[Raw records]
(begin)
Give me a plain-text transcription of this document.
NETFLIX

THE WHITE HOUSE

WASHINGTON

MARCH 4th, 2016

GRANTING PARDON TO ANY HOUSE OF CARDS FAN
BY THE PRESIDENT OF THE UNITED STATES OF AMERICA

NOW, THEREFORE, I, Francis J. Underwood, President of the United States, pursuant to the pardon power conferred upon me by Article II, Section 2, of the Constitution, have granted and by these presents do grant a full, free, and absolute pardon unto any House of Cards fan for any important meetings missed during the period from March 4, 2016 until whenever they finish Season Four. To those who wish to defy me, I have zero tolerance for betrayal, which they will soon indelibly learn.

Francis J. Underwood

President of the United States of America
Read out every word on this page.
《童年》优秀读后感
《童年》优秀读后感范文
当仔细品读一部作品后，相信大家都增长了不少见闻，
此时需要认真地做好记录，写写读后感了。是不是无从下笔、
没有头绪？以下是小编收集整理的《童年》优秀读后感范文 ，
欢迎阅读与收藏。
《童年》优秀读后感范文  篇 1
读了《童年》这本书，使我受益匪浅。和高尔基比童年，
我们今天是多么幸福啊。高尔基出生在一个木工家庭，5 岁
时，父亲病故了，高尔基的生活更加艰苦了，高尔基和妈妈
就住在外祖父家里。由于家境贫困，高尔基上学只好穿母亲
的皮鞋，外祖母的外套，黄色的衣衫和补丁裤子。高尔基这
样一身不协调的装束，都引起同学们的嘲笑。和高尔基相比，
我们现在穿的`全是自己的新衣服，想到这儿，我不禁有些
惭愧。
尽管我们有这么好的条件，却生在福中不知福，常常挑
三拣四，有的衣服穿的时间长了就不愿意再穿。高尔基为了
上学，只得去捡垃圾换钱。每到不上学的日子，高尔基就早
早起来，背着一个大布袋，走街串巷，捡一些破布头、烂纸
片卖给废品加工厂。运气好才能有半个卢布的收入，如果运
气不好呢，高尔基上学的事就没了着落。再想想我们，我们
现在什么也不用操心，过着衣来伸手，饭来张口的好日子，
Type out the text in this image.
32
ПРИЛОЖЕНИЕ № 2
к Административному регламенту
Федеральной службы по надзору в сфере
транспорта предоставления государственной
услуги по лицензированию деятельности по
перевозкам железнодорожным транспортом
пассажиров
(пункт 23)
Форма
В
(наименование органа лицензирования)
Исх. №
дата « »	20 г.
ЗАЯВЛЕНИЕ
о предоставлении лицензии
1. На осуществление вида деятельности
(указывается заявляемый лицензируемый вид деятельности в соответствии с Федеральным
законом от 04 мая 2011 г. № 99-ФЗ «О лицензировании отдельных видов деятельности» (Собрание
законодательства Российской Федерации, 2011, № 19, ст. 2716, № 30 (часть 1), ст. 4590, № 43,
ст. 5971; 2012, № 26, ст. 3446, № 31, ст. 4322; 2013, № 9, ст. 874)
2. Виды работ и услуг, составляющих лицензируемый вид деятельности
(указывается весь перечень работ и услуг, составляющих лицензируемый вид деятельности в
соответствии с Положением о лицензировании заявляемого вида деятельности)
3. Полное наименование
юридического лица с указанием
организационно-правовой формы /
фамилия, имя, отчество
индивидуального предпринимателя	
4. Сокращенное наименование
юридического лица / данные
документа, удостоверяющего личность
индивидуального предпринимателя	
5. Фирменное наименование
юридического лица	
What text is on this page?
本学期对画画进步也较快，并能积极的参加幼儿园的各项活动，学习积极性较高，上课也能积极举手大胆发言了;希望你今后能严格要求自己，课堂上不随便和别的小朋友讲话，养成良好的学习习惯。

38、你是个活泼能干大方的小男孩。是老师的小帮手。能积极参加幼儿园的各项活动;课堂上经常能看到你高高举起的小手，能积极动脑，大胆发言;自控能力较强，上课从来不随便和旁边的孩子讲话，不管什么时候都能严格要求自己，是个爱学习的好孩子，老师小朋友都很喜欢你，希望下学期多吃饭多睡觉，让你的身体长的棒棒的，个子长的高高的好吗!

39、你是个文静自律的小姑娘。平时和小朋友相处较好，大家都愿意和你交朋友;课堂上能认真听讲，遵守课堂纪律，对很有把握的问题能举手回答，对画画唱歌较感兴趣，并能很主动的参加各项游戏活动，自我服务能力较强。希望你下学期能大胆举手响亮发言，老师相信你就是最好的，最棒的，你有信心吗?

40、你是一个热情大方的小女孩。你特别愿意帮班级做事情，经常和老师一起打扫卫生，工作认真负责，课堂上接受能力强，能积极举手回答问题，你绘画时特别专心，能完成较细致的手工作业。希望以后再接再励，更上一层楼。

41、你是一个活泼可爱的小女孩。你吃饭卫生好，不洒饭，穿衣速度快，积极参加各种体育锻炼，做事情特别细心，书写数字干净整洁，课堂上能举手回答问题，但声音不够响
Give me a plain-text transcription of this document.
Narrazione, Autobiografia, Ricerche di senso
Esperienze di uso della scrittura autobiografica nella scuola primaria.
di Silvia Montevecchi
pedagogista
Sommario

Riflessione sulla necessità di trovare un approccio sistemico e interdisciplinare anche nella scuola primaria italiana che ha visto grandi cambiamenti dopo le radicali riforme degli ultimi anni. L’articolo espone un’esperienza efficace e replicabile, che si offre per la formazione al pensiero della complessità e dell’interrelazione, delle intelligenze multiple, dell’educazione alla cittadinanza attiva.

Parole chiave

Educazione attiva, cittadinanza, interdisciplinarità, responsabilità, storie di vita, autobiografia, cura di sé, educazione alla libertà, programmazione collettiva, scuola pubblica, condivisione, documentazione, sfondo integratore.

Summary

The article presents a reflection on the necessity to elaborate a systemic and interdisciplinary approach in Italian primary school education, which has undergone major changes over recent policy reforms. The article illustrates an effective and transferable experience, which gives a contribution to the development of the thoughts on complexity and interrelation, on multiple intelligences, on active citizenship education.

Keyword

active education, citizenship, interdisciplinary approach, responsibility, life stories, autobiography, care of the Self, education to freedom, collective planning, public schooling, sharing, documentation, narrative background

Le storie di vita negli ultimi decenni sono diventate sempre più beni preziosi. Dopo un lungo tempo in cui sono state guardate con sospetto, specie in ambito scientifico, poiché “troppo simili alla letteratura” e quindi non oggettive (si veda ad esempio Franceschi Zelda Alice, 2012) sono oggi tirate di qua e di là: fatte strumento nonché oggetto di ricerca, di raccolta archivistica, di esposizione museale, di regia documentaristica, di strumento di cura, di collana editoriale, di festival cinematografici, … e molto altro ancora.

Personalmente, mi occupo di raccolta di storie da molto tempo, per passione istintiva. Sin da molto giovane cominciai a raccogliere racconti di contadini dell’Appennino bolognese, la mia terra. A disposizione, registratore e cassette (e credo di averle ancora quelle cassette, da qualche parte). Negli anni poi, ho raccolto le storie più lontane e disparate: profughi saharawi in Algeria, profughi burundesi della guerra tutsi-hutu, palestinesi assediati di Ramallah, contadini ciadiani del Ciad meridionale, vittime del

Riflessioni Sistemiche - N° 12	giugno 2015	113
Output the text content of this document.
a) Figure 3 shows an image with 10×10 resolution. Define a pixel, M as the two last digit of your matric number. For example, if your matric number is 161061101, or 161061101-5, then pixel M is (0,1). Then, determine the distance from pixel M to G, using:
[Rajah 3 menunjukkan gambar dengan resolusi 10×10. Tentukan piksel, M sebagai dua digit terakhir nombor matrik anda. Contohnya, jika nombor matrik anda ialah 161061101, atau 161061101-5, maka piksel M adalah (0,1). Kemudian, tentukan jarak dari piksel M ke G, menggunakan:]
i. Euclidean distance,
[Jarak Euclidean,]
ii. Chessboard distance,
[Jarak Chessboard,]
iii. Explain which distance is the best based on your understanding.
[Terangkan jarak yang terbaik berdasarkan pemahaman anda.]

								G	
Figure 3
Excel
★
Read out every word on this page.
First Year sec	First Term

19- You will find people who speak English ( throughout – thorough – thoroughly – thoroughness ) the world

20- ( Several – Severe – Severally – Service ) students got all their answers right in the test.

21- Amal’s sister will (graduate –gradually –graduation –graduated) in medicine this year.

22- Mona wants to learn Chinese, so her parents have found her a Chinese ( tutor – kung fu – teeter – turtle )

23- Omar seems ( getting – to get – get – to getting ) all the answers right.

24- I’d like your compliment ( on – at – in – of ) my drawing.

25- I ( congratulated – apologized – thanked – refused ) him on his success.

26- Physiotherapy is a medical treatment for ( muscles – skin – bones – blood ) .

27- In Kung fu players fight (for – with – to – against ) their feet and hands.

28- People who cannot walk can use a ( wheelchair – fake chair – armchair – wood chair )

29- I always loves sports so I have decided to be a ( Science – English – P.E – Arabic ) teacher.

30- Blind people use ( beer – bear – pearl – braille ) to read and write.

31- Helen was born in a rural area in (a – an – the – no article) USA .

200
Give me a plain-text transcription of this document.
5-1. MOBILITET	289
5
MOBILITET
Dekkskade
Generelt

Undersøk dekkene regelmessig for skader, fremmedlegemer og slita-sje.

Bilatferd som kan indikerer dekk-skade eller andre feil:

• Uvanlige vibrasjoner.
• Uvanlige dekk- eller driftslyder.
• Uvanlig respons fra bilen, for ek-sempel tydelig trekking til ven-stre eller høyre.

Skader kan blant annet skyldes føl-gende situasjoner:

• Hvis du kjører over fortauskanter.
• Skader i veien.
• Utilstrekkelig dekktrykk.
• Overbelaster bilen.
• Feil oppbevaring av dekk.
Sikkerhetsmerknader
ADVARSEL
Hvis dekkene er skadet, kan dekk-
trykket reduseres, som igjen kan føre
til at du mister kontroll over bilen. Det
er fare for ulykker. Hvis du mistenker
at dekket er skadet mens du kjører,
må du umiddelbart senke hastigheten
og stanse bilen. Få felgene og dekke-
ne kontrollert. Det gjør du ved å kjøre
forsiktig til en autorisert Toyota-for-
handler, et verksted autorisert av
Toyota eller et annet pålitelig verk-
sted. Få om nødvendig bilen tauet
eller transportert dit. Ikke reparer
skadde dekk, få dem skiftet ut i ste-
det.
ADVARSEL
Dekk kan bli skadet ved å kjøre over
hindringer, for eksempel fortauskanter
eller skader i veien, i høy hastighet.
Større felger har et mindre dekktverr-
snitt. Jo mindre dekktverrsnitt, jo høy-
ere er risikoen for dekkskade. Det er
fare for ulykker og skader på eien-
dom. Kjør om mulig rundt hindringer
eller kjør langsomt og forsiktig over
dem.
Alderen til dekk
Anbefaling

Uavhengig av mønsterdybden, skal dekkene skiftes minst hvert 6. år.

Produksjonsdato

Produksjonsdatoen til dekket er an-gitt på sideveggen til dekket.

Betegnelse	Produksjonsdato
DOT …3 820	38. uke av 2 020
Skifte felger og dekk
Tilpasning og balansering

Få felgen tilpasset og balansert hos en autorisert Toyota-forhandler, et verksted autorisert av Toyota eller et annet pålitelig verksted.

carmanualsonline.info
(end)
### Task to carry out
From the listing above, pick out every line containing "nella".

### Worked solution
Esperienze di uso della scrittura autobiografica nella scuola primaria.
Riflessione sulla necessità di trovare un approccio sistemico e interdisciplinare anche nella scuola primaria italiana che ha visto grandi cambiamenti dopo le radicali riforme degli ultimi anni. L’articolo espone un’esperienza efficace e replicabile, che si offre per la formazione al pensiero della complessità e dell’interrelazione, delle intelligenze multiple, dell’educazione alla cittadinanza attiva.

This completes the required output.